Challenge
Transcribe the whole listing without a single picture.

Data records

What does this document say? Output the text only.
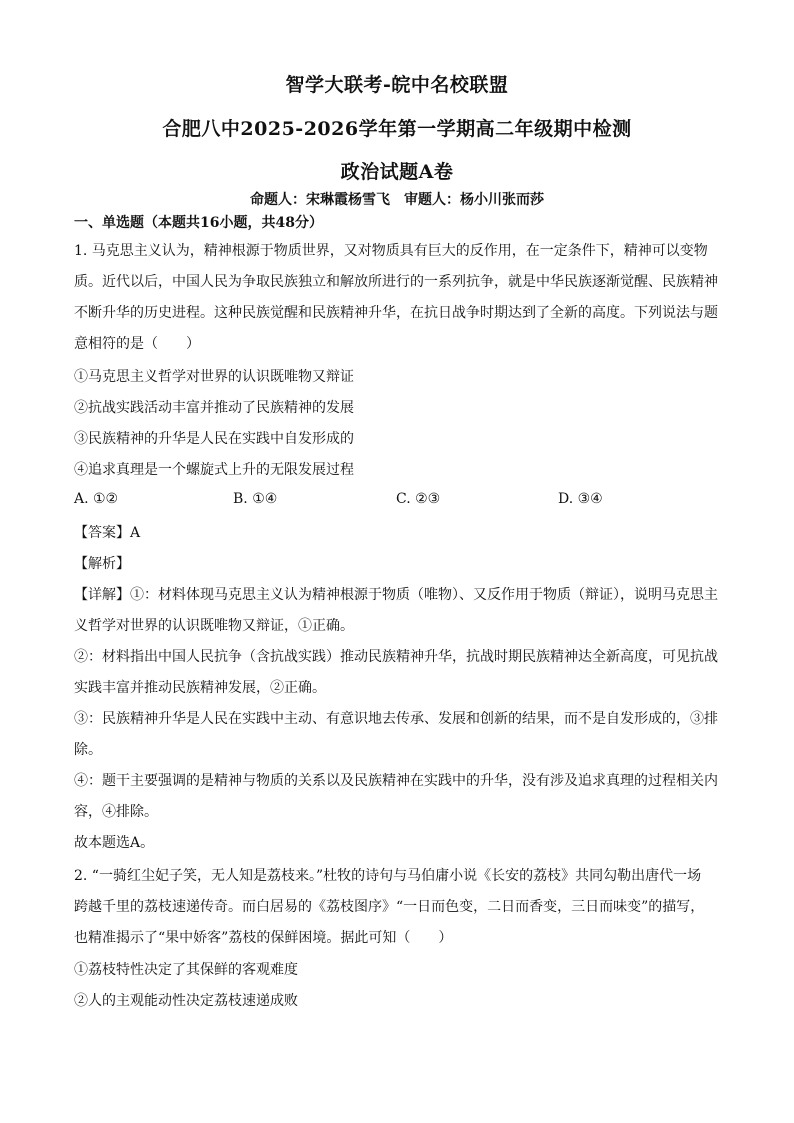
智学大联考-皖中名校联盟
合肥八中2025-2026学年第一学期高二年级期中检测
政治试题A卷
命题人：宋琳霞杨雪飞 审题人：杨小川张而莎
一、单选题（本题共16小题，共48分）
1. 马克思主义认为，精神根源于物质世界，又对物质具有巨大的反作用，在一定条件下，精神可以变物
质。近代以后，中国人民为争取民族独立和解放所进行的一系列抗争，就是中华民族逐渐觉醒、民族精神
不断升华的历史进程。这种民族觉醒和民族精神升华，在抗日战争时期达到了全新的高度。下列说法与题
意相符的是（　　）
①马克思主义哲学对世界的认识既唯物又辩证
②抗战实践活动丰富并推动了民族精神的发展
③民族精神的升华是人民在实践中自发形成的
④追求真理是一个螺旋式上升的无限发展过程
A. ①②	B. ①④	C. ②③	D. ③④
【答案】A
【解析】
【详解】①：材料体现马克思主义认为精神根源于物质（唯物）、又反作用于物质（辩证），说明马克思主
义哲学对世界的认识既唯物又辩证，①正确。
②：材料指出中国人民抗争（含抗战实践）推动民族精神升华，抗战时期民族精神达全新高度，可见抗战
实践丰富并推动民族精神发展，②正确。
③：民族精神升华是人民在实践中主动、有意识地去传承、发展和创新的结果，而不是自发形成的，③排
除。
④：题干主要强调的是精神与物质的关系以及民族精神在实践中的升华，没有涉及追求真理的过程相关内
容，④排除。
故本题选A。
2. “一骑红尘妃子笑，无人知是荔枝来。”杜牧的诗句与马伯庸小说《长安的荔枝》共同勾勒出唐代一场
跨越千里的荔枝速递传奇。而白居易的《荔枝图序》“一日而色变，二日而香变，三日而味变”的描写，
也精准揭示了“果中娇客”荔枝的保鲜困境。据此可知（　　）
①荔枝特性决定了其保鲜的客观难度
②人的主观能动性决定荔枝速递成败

Answer for the task
What does this document say? Output the text only.
智学大联考-皖中名校联盟
合肥八中2025-2026学年第一学期高二年级期中检测
政治试题A卷
命题人：宋琳霞杨雪飞 审题人：杨小川张而莎
一、单选题（本题共16小题，共48分）
1. 马克思主义认为，精神根源于物质世界，又对物质具有巨大的反作用，在一定条件下，精神可以变物
质。近代以后，中国人民为争取民族独立和解放所进行的一系列抗争，就是中华民族逐渐觉醒、民族精神
不断升华的历史进程。这种民族觉醒和民族精神升华，在抗日战争时期达到了全新的高度。下列说法与题
意相符的是（　　）
①马克思主义哲学对世界的认识既唯物又辩证
②抗战实践活动丰富并推动了民族精神的发展
③民族精神的升华是人民在实践中自发形成的
④追求真理是一个螺旋式上升的无限发展过程
A. ①②	B. ①④	C. ②③	D. ③④
【答案】A
【解析】
【详解】①：材料体现马克思主义认为精神根源于物质（唯物）、又反作用于物质（辩证），说明马克思主
义哲学对世界的认识既唯物又辩证，①正确。
②：材料指出中国人民抗争（含抗战实践）推动民族精神升华，抗战时期民族精神达全新高度，可见抗战
实践丰富并推动民族精神发展，②正确。
③：民族精神升华是人民在实践中主动、有意识地去传承、发展和创新的结果，而不是自发形成的，③排
除。
④：题干主要强调的是精神与物质的关系以及民族精神在实践中的升华，没有涉及追求真理的过程相关内
容，④排除。
故本题选A。
2. “一骑红尘妃子笑，无人知是荔枝来。”杜牧的诗句与马伯庸小说《长安的荔枝》共同勾勒出唐代一场
跨越千里的荔枝速递传奇。而白居易的《荔枝图序》“一日而色变，二日而香变，三日而味变”的描写，
也精准揭示了“果中娇客”荔枝的保鲜困境。据此可知（　　）
①荔枝特性决定了其保鲜的客观难度
②人的主观能动性决定荔枝速递成败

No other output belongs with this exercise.